* WRITTEN TASK:
Reproduce every line of the material below, but drop the pictures.

** Start **

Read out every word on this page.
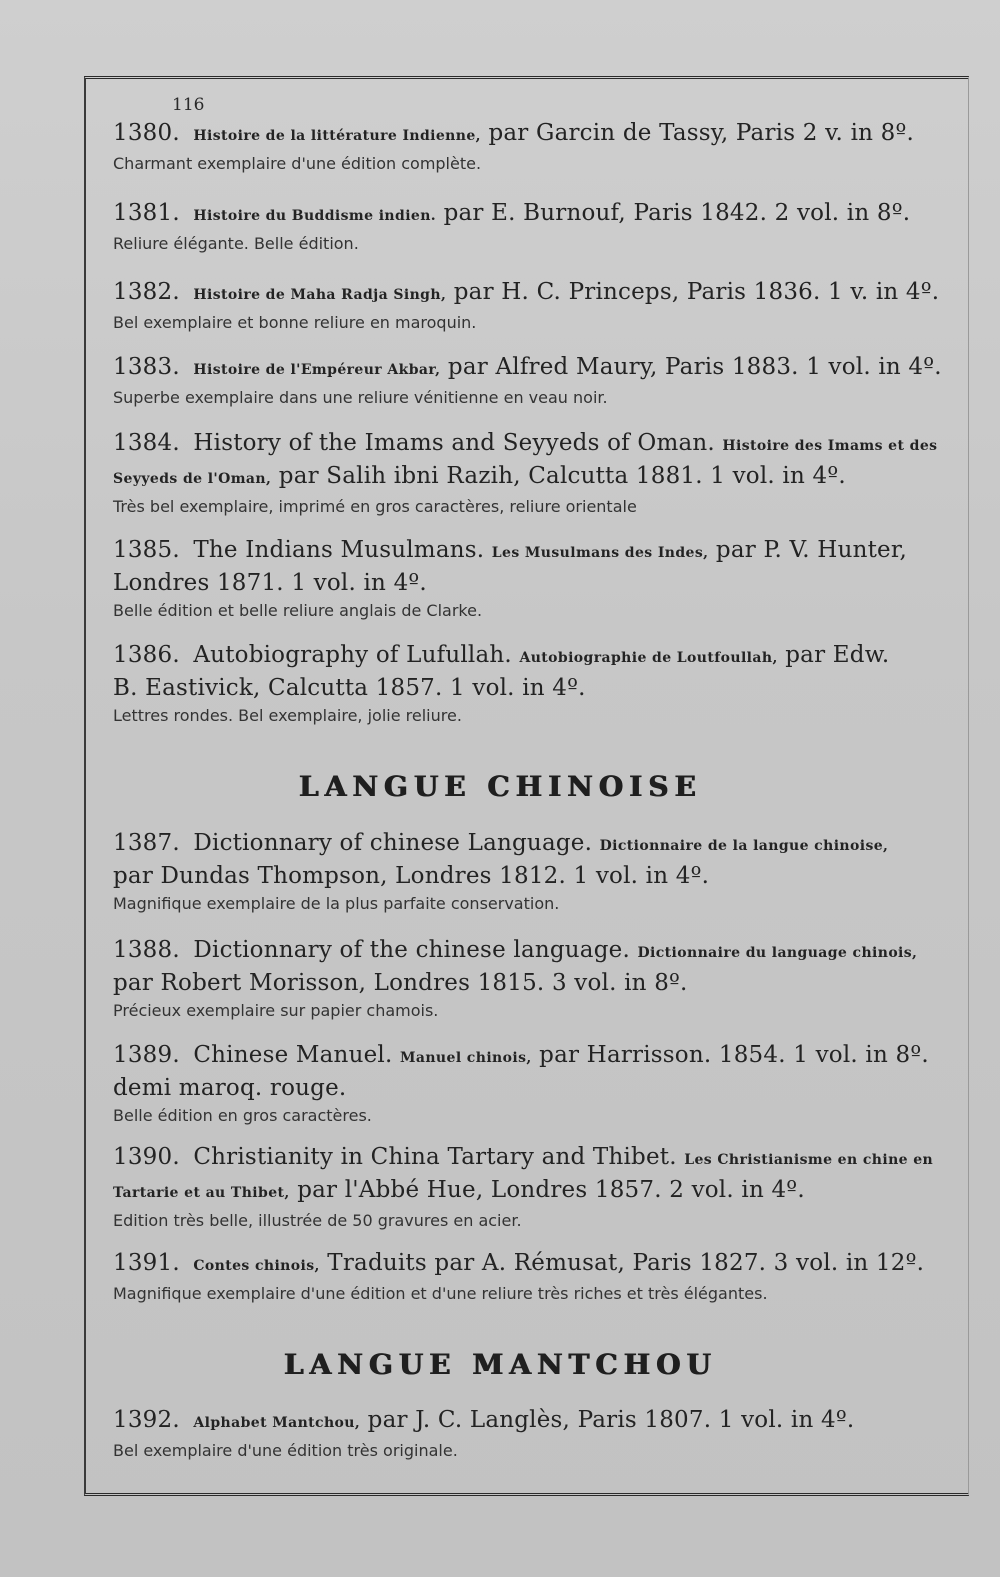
116
1380. Histoire de la littérature Indienne, par Garcin de Tassy, Paris 2 v. in 8º.
Charmant exemplaire d'une édition complète.
1381. Histoire du Buddisme indien. par E. Burnouf, Paris 1842. 2 vol. in 8º.
Reliure élégante. Belle édition.
1382. Histoire de Maha Radja Singh, par H. C. Princeps, Paris 1836. 1 v. in 4º.
Bel exemplaire et bonne reliure en maroquin.
1383. Histoire de l'Empéreur Akbar, par Alfred Maury, Paris 1883. 1 vol. in 4º.
Superbe exemplaire dans une reliure vénitienne en veau noir.
1384. History of the Imams and Seyyeds of Oman. Histoire des Imams et des
Seyyeds de l'Oman, par Salih ibni Razih, Calcutta 1881. 1 vol. in 4º.
Très bel exemplaire, imprimé en gros caractères, reliure orientale
1385. The Indians Musulmans. Les Musulmans des Indes, par P. V. Hunter,
Londres 1871. 1 vol. in 4º.
Belle édition et belle reliure anglais de Clarke.
1386. Autobiography of Lufullah. Autobiographie de Loutfoullah, par Edw.
B. Eastivick, Calcutta 1857. 1 vol. in 4º.
Lettres rondes. Bel exemplaire, jolie reliure.
LANGUE CHINOISE
1387. Dictionnary of chinese Language. Dictionnaire de la langue chinoise,
par Dundas Thompson, Londres 1812. 1 vol. in 4º.
Magnifique exemplaire de la plus parfaite conservation.
1388. Dictionnary of the chinese language. Dictionnaire du language chinois,
par Robert Morisson, Londres 1815. 3 vol. in 8º.
Précieux exemplaire sur papier chamois.
1389. Chinese Manuel. Manuel chinois, par Harrisson. 1854. 1 vol. in 8º.
demi maroq. rouge.
Belle édition en gros caractères.
1390. Christianity in China Tartary and Thibet. Les Christianisme en chine en
Tartarie et au Thibet, par l'Abbé Hue, Londres 1857. 2 vol. in 4º.
Edition très belle, illustrée de 50 gravures en acier.
1391. Contes chinois, Traduits par A. Rémusat, Paris 1827. 3 vol. in 12º.
Magnifique exemplaire d'une édition et d'une reliure très riches et très élégantes.
LANGUE MANTCHOU
1392. Alphabet Mantchou, par J. C. Langlès, Paris 1807. 1 vol. in 4º.
Bel exemplaire d'une édition très originale.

** End **

* EXERCISE ANSWER:
Read out every word on this page.
116
1380. Histoire de la littérature Indienne, par Garcin de Tassy, Paris 2 v. in 8º.
Charmant exemplaire d'une édition complète.
1381. Histoire du Buddisme indien. par E. Burnouf, Paris 1842. 2 vol. in 8º.
Reliure élégante. Belle édition.
1382. Histoire de Maha Radja Singh, par H. C. Princeps, Paris 1836. 1 v. in 4º.
Bel exemplaire et bonne reliure en maroquin.
1383. Histoire de l'Empéreur Akbar, par Alfred Maury, Paris 1883. 1 vol. in 4º.
Superbe exemplaire dans une reliure vénitienne en veau noir.
1384. History of the Imams and Seyyeds of Oman. Histoire des Imams et des
Seyyeds de l'Oman, par Salih ibni Razih, Calcutta 1881. 1 vol. in 4º.
Très bel exemplaire, imprimé en gros caractères, reliure orientale
1385. The Indians Musulmans. Les Musulmans des Indes, par P. V. Hunter,
Londres 1871. 1 vol. in 4º.
Belle édition et belle reliure anglais de Clarke.
1386. Autobiography of Lufullah. Autobiographie de Loutfoullah, par Edw.
B. Eastivick, Calcutta 1857. 1 vol. in 4º.
Lettres rondes. Bel exemplaire, jolie reliure.
LANGUE CHINOISE
1387. Dictionnary of chinese Language. Dictionnaire de la langue chinoise,
par Dundas Thompson, Londres 1812. 1 vol. in 4º.
Magnifique exemplaire de la plus parfaite conservation.
1388. Dictionnary of the chinese language. Dictionnaire du language chinois,
par Robert Morisson, Londres 1815. 3 vol. in 8º.
Précieux exemplaire sur papier chamois.
1389. Chinese Manuel. Manuel chinois, par Harrisson. 1854. 1 vol. in 8º.
demi maroq. rouge.
Belle édition en gros caractères.
1390. Christianity in China Tartary and Thibet. Les Christianisme en chine en
Tartarie et au Thibet, par l'Abbé Hue, Londres 1857. 2 vol. in 4º.
Edition très belle, illustrée de 50 gravures en acier.
1391. Contes chinois, Traduits par A. Rémusat, Paris 1827. 3 vol. in 12º.
Magnifique exemplaire d'une édition et d'une reliure très riches et très élégantes.
LANGUE MANTCHOU
1392. Alphabet Mantchou, par J. C. Langlès, Paris 1807. 1 vol. in 4º.
Bel exemplaire d'une édition très originale.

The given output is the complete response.